■ Saved entries
◆ ◆ ◆ ◆ ◆

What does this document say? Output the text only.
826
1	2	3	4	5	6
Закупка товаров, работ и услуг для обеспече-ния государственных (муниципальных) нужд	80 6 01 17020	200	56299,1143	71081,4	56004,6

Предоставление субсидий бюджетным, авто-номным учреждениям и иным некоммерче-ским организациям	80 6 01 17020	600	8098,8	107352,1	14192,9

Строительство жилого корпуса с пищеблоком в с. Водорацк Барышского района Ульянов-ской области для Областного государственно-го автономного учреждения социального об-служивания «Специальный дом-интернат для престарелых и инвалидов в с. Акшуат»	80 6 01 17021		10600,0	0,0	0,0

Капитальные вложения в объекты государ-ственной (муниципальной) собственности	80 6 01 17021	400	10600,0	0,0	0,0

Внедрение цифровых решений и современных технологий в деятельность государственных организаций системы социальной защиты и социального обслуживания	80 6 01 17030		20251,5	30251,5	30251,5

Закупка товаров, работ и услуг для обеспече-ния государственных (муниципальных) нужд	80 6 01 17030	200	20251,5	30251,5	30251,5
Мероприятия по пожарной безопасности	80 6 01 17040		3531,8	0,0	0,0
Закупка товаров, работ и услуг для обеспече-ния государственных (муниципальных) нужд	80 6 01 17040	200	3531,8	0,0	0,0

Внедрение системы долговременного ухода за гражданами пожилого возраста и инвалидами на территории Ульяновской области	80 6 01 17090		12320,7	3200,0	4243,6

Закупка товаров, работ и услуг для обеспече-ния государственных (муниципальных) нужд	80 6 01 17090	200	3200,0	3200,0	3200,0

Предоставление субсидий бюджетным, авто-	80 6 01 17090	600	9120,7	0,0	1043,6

◆ ◆ ◆ ◆ ◆

■ Your objective
Each line of the listing above should be output exactly.

■ Task solution
What does this document say? Output the text only.
826
1	2	3	4	5	6
Закупка товаров, работ и услуг для обеспече-ния государственных (муниципальных) нужд	80 6 01 17020	200	56299,1143	71081,4	56004,6

Предоставление субсидий бюджетным, авто-номным учреждениям и иным некоммерче-ским организациям	80 6 01 17020	600	8098,8	107352,1	14192,9

Строительство жилого корпуса с пищеблоком в с. Водорацк Барышского района Ульянов-ской области для Областного государственно-го автономного учреждения социального об-служивания «Специальный дом-интернат для престарелых и инвалидов в с. Акшуат»	80 6 01 17021		10600,0	0,0	0,0

Капитальные вложения в объекты государ-ственной (муниципальной) собственности	80 6 01 17021	400	10600,0	0,0	0,0

Внедрение цифровых решений и современных технологий в деятельность государственных организаций системы социальной защиты и социального обслуживания	80 6 01 17030		20251,5	30251,5	30251,5

Закупка товаров, работ и услуг для обеспече-ния государственных (муниципальных) нужд	80 6 01 17030	200	20251,5	30251,5	30251,5
Мероприятия по пожарной безопасности	80 6 01 17040		3531,8	0,0	0,0
Закупка товаров, работ и услуг для обеспече-ния государственных (муниципальных) нужд	80 6 01 17040	200	3531,8	0,0	0,0

Внедрение системы долговременного ухода за гражданами пожилого возраста и инвалидами на территории Ульяновской области	80 6 01 17090		12320,7	3200,0	4243,6

Закупка товаров, работ и услуг для обеспече-ния государственных (муниципальных) нужд	80 6 01 17090	200	3200,0	3200,0	3200,0

Предоставление субсидий бюджетным, авто-	80 6 01 17090	600	9120,7	0,0	1043,6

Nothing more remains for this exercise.